Gather from the listing below each line that includes the word "nComputación", and copy it.

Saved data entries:
* begin *

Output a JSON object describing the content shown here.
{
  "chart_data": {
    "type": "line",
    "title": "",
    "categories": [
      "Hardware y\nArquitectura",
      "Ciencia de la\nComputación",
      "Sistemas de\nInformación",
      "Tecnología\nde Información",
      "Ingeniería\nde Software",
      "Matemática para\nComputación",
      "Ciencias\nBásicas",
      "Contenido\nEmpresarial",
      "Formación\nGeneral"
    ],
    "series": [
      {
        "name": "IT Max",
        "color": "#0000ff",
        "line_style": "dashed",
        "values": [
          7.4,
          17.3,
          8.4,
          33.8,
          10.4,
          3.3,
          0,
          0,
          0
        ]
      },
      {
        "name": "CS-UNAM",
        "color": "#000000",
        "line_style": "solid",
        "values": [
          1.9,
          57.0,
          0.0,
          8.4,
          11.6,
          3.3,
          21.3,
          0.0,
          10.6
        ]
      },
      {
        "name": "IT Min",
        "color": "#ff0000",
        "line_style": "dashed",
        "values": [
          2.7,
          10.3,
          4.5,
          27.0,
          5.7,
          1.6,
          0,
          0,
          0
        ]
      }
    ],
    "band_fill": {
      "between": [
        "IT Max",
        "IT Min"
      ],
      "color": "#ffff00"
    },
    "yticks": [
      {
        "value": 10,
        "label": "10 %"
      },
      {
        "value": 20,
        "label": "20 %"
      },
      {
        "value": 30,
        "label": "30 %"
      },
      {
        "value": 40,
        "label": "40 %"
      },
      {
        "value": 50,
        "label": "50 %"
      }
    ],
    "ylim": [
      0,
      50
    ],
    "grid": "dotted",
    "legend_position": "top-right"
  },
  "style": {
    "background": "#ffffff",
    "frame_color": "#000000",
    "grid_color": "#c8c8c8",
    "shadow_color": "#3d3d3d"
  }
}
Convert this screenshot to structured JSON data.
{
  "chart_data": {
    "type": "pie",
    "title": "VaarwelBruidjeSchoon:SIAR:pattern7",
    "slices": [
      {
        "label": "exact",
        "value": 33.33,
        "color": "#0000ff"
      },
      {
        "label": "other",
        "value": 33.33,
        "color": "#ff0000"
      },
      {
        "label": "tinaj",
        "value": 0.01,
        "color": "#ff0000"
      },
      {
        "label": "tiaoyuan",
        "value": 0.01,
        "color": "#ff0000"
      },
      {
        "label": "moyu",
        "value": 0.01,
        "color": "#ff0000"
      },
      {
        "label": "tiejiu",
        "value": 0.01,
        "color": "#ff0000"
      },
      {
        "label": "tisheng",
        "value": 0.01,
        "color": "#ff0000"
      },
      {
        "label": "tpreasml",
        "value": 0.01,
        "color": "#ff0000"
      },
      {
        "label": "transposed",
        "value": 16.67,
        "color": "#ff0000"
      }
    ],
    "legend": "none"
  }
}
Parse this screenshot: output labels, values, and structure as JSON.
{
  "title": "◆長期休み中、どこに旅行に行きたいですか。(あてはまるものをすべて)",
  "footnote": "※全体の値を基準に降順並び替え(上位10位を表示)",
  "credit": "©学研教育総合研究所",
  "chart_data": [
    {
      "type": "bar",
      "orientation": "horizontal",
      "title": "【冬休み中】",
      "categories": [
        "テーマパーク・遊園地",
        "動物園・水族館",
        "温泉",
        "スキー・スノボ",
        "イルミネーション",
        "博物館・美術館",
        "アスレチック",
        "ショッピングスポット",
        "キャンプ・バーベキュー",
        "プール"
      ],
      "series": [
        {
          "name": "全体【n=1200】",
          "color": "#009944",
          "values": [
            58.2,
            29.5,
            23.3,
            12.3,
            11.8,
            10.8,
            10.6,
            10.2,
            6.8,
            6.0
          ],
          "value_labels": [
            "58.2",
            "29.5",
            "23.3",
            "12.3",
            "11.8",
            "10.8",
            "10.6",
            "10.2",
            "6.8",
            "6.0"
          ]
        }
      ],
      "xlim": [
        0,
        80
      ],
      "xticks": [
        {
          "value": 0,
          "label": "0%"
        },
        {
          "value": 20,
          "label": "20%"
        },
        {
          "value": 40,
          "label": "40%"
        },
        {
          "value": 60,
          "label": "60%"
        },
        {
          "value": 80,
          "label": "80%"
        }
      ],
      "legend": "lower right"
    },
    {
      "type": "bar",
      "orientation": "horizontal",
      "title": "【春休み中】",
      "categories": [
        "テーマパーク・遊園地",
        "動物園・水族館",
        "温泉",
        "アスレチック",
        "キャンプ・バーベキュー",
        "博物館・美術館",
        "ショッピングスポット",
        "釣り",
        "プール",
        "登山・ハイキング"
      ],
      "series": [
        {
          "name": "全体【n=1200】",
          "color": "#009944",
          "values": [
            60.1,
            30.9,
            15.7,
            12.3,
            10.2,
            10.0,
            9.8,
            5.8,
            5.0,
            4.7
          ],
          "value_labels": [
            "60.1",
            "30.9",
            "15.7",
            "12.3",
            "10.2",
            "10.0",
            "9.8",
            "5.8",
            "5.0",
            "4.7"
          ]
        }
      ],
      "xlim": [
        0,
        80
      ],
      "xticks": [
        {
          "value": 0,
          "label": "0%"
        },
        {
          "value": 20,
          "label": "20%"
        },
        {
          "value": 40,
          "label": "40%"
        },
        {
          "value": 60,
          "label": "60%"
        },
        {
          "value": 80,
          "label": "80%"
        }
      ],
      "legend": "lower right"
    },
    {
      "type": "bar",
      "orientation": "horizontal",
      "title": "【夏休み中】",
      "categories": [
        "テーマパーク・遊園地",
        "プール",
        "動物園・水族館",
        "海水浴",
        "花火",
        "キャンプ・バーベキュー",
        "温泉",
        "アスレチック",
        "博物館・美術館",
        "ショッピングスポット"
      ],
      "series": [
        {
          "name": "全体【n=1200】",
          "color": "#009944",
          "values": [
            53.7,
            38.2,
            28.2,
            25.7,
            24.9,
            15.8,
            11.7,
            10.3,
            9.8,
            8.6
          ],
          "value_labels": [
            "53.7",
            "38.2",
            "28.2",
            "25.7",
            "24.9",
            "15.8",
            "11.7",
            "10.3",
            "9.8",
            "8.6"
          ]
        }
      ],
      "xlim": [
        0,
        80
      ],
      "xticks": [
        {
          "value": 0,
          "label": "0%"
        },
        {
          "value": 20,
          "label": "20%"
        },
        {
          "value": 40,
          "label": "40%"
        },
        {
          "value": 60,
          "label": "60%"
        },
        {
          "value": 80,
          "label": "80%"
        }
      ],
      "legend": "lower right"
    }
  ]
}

* end *

The answer>
      "Ciencia de la\nComputación",
      "Matemática para\nComputación",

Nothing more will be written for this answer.